## Material for this exercise

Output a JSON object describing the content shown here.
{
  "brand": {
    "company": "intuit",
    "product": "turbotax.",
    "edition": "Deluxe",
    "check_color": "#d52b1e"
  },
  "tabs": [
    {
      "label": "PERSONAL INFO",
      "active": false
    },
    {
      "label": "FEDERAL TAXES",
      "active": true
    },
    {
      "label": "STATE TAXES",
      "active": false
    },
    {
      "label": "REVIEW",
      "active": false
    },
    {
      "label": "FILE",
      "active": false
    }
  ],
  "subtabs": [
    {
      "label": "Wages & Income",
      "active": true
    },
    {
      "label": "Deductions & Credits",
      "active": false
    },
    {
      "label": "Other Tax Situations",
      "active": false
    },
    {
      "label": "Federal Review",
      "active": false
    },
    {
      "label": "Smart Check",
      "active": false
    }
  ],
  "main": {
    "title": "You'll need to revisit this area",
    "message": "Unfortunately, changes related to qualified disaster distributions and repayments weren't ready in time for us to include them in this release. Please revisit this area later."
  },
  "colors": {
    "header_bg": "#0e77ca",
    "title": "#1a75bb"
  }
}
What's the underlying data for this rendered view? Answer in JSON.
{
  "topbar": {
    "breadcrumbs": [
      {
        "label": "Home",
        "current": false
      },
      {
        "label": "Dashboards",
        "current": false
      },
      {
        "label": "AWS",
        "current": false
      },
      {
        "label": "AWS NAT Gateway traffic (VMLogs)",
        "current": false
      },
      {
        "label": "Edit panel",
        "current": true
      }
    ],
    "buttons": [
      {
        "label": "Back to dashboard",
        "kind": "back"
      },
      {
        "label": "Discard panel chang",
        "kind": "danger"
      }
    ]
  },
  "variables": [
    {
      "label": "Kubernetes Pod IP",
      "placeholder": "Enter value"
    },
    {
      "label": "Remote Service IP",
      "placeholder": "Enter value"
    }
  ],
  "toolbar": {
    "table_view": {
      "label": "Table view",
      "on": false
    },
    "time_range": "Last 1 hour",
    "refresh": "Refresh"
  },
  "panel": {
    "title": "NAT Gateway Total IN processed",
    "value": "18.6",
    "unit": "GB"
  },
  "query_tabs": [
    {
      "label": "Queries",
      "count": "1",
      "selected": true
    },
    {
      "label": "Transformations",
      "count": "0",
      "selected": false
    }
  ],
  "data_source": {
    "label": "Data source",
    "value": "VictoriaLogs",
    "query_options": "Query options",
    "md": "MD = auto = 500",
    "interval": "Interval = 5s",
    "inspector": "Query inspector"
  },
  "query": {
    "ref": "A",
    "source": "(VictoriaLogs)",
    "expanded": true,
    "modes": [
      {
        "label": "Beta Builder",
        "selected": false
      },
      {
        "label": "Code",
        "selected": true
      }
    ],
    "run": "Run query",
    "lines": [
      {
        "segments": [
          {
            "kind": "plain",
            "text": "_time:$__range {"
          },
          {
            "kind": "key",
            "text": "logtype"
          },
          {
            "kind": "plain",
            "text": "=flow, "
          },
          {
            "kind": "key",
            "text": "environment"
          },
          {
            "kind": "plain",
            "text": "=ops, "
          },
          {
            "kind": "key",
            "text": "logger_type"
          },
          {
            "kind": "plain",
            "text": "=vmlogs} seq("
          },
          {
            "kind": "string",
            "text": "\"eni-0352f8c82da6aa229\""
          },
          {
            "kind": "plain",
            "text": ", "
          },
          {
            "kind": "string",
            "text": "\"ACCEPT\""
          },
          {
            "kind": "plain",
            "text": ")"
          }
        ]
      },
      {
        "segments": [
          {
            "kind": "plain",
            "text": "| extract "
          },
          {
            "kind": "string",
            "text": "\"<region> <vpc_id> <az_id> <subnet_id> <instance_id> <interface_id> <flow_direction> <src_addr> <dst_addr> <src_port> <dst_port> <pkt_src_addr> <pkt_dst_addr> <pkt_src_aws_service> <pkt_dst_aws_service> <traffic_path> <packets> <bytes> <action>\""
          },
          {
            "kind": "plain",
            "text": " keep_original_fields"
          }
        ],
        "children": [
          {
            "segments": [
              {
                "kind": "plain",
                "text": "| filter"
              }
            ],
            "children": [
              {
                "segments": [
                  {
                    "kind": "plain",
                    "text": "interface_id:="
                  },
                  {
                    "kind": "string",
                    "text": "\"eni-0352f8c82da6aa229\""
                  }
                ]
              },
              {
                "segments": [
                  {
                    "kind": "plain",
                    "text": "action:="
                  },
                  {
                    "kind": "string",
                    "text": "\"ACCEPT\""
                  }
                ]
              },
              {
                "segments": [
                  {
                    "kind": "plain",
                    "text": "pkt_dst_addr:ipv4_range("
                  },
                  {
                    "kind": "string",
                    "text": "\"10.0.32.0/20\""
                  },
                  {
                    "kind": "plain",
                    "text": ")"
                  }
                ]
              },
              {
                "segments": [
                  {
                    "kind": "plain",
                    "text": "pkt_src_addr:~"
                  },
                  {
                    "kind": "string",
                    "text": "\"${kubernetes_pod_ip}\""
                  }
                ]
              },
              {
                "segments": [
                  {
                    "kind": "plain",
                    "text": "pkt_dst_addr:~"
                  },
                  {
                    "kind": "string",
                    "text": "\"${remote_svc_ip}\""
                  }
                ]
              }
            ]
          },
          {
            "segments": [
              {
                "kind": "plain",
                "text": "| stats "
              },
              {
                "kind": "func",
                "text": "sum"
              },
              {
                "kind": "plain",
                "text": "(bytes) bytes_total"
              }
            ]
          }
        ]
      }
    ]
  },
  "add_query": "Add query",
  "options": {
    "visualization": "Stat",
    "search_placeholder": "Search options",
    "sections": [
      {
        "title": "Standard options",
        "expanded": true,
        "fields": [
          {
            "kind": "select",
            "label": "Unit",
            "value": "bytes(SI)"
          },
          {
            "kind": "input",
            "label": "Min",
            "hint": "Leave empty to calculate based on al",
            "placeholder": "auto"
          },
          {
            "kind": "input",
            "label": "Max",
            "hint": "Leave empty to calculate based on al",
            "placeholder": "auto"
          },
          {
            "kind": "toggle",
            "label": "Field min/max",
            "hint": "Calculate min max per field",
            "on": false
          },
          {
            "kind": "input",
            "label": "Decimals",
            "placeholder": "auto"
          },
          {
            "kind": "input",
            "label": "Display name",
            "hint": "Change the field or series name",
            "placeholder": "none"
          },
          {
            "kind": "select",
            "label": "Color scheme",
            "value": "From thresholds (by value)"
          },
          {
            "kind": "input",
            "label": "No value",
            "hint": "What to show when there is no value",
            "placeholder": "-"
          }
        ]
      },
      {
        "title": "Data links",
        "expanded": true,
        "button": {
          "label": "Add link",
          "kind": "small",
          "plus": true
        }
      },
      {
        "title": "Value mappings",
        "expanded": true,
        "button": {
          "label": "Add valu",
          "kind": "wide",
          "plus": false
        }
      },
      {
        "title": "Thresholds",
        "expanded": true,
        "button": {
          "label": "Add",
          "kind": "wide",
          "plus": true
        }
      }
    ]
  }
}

## What to work on
Please output the entire listing exactly as it stands.

## Output for this exercise
Output a JSON object describing the content shown here.
{
  "brand": {
    "company": "intuit",
    "product": "turbotax.",
    "edition": "Deluxe",
    "check_color": "#d52b1e"
  },
  "tabs": [
    {
      "label": "PERSONAL INFO",
      "active": false
    },
    {
      "label": "FEDERAL TAXES",
      "active": true
    },
    {
      "label": "STATE TAXES",
      "active": false
    },
    {
      "label": "REVIEW",
      "active": false
    },
    {
      "label": "FILE",
      "active": false
    }
  ],
  "subtabs": [
    {
      "label": "Wages & Income",
      "active": true
    },
    {
      "label": "Deductions & Credits",
      "active": false
    },
    {
      "label": "Other Tax Situations",
      "active": false
    },
    {
      "label": "Federal Review",
      "active": false
    },
    {
      "label": "Smart Check",
      "active": false
    }
  ],
  "main": {
    "title": "You'll need to revisit this area",
    "message": "Unfortunately, changes related to qualified disaster distributions and repayments weren't ready in time for us to include them in this release. Please revisit this area later."
  },
  "colors": {
    "header_bg": "#0e77ca",
    "title": "#1a75bb"
  }
}
What's the underlying data for this rendered view? Answer in JSON.
{
  "topbar": {
    "breadcrumbs": [
      {
        "label": "Home",
        "current": false
      },
      {
        "label": "Dashboards",
        "current": false
      },
      {
        "label": "AWS",
        "current": false
      },
      {
        "label": "AWS NAT Gateway traffic (VMLogs)",
        "current": false
      },
      {
        "label": "Edit panel",
        "current": true
      }
    ],
    "buttons": [
      {
        "label": "Back to dashboard",
        "kind": "back"
      },
      {
        "label": "Discard panel chang",
        "kind": "danger"
      }
    ]
  },
  "variables": [
    {
      "label": "Kubernetes Pod IP",
      "placeholder": "Enter value"
    },
    {
      "label": "Remote Service IP",
      "placeholder": "Enter value"
    }
  ],
  "toolbar": {
    "table_view": {
      "label": "Table view",
      "on": false
    },
    "time_range": "Last 1 hour",
    "refresh": "Refresh"
  },
  "panel": {
    "title": "NAT Gateway Total IN processed",
    "value": "18.6",
    "unit": "GB"
  },
  "query_tabs": [
    {
      "label": "Queries",
      "count": "1",
      "selected": true
    },
    {
      "label": "Transformations",
      "count": "0",
      "selected": false
    }
  ],
  "data_source": {
    "label": "Data source",
    "value": "VictoriaLogs",
    "query_options": "Query options",
    "md": "MD = auto = 500",
    "interval": "Interval = 5s",
    "inspector": "Query inspector"
  },
  "query": {
    "ref": "A",
    "source": "(VictoriaLogs)",
    "expanded": true,
    "modes": [
      {
        "label": "Beta Builder",
        "selected": false
      },
      {
        "label": "Code",
        "selected": true
      }
    ],
    "run": "Run query",
    "lines": [
      {
        "segments": [
          {
            "kind": "plain",
            "text": "_time:$__range {"
          },
          {
            "kind": "key",
            "text": "logtype"
          },
          {
            "kind": "plain",
            "text": "=flow, "
          },
          {
            "kind": "key",
            "text": "environment"
          },
          {
            "kind": "plain",
            "text": "=ops, "
          },
          {
            "kind": "key",
            "text": "logger_type"
          },
          {
            "kind": "plain",
            "text": "=vmlogs} seq("
          },
          {
            "kind": "string",
            "text": "\"eni-0352f8c82da6aa229\""
          },
          {
            "kind": "plain",
            "text": ", "
          },
          {
            "kind": "string",
            "text": "\"ACCEPT\""
          },
          {
            "kind": "plain",
            "text": ")"
          }
        ]
      },
      {
        "segments": [
          {
            "kind": "plain",
            "text": "| extract "
          },
          {
            "kind": "string",
            "text": "\"<region> <vpc_id> <az_id> <subnet_id> <instance_id> <interface_id> <flow_direction> <src_addr> <dst_addr> <src_port> <dst_port> <pkt_src_addr> <pkt_dst_addr> <pkt_src_aws_service> <pkt_dst_aws_service> <traffic_path> <packets> <bytes> <action>\""
          },
          {
            "kind": "plain",
            "text": " keep_original_fields"
          }
        ],
        "children": [
          {
            "segments": [
              {
                "kind": "plain",
                "text": "| filter"
              }
            ],
            "children": [
              {
                "segments": [
                  {
                    "kind": "plain",
                    "text": "interface_id:="
                  },
                  {
                    "kind": "string",
                    "text": "\"eni-0352f8c82da6aa229\""
                  }
                ]
              },
              {
                "segments": [
                  {
                    "kind": "plain",
                    "text": "action:="
                  },
                  {
                    "kind": "string",
                    "text": "\"ACCEPT\""
                  }
                ]
              },
              {
                "segments": [
                  {
                    "kind": "plain",
                    "text": "pkt_dst_addr:ipv4_range("
                  },
                  {
                    "kind": "string",
                    "text": "\"10.0.32.0/20\""
                  },
                  {
                    "kind": "plain",
                    "text": ")"
                  }
                ]
              },
              {
                "segments": [
                  {
                    "kind": "plain",
                    "text": "pkt_src_addr:~"
                  },
                  {
                    "kind": "string",
                    "text": "\"${kubernetes_pod_ip}\""
                  }
                ]
              },
              {
                "segments": [
                  {
                    "kind": "plain",
                    "text": "pkt_dst_addr:~"
                  },
                  {
                    "kind": "string",
                    "text": "\"${remote_svc_ip}\""
                  }
                ]
              }
            ]
          },
          {
            "segments": [
              {
                "kind": "plain",
                "text": "| stats "
              },
              {
                "kind": "func",
                "text": "sum"
              },
              {
                "kind": "plain",
                "text": "(bytes) bytes_total"
              }
            ]
          }
        ]
      }
    ]
  },
  "add_query": "Add query",
  "options": {
    "visualization": "Stat",
    "search_placeholder": "Search options",
    "sections": [
      {
        "title": "Standard options",
        "expanded": true,
        "fields": [
          {
            "kind": "select",
            "label": "Unit",
            "value": "bytes(SI)"
          },
          {
            "kind": "input",
            "label": "Min",
            "hint": "Leave empty to calculate based on al",
            "placeholder": "auto"
          },
          {
            "kind": "input",
            "label": "Max",
            "hint": "Leave empty to calculate based on al",
            "placeholder": "auto"
          },
          {
            "kind": "toggle",
            "label": "Field min/max",
            "hint": "Calculate min max per field",
            "on": false
          },
          {
            "kind": "input",
            "label": "Decimals",
            "placeholder": "auto"
          },
          {
            "kind": "input",
            "label": "Display name",
            "hint": "Change the field or series name",
            "placeholder": "none"
          },
          {
            "kind": "select",
            "label": "Color scheme",
            "value": "From thresholds (by value)"
          },
          {
            "kind": "input",
            "label": "No value",
            "hint": "What to show when there is no value",
            "placeholder": "-"
          }
        ]
      },
      {
        "title": "Data links",
        "expanded": true,
        "button": {
          "label": "Add link",
          "kind": "small",
          "plus": true
        }
      },
      {
        "title": "Value mappings",
        "expanded": true,
        "button": {
          "label": "Add valu",
          "kind": "wide",
          "plus": false
        }
      },
      {
        "title": "Thresholds",
        "expanded": true,
        "button": {
          "label": "Add",
          "kind": "wide",
          "plus": true
        }
      }
    ]
  }
}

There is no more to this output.